# TASK
Gather the lines from the material that contain "every".

# SUPPLIED RECORDS
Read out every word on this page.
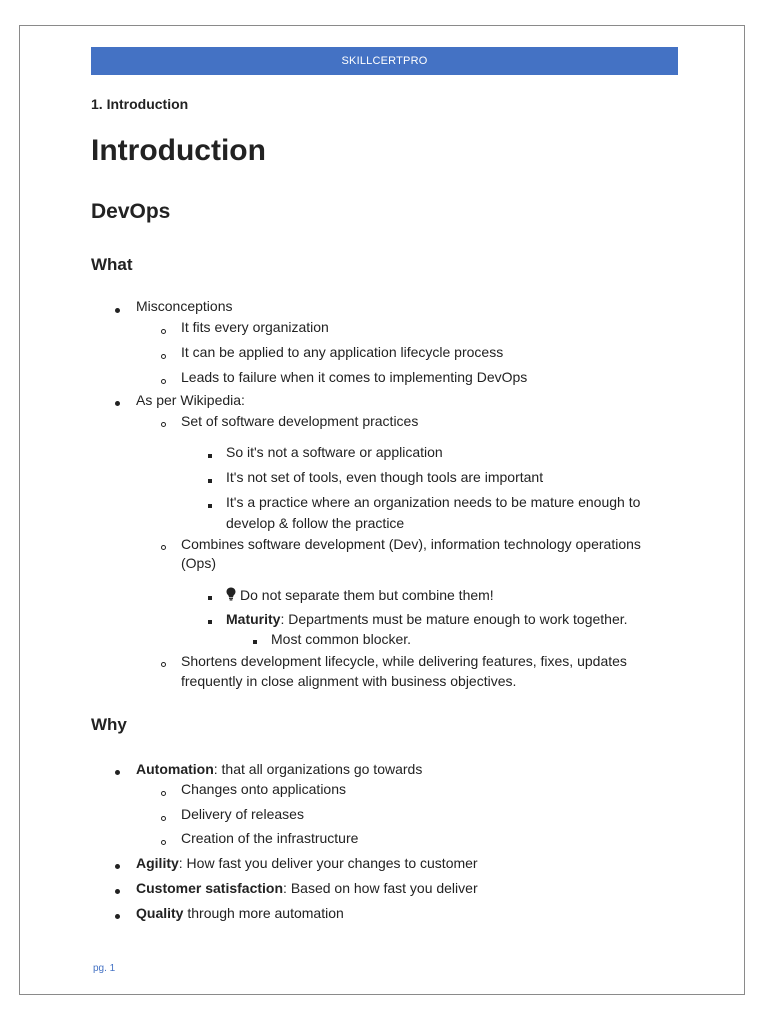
SKILLCERTPRO
1. Introduction
Introduction
DevOps
What
Misconceptions
It fits every organization
It can be applied to any application lifecycle process
Leads to failure when it comes to implementing DevOps
As per Wikipedia:
Set of software development practices
So it's not a software or application
It's not set of tools, even though tools are important
It's a practice where an organization needs to be mature enough to
develop & follow the practice
Combines software development (Dev), information technology operations
(Ops)
Do not separate them but combine them!
Maturity: Departments must be mature enough to work together.
Most common blocker.
Shortens development lifecycle, while delivering features, fixes, updates
frequently in close alignment with business objectives.
Why
Automation: that all organizations go towards
Changes onto applications
Delivery of releases
Creation of the infrastructure
Agility: How fast you deliver your changes to customer
Customer satisfaction: Based on how fast you deliver
Quality through more automation
pg. 1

# EXERCISE ANSWER
Read out every word on this page.
It fits every organization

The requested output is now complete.